Your task:
Check each line of the listing for the word "Piping" and give only the number of lines that have it.

=== Dataset excerpts ===

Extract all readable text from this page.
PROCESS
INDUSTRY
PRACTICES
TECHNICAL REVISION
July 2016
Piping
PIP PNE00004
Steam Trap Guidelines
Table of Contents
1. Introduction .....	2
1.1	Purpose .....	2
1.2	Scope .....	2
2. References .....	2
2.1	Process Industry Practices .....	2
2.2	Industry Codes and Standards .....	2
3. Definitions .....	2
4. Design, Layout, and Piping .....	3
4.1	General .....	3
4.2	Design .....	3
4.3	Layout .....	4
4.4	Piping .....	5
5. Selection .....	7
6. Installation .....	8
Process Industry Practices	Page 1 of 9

===

The result:
3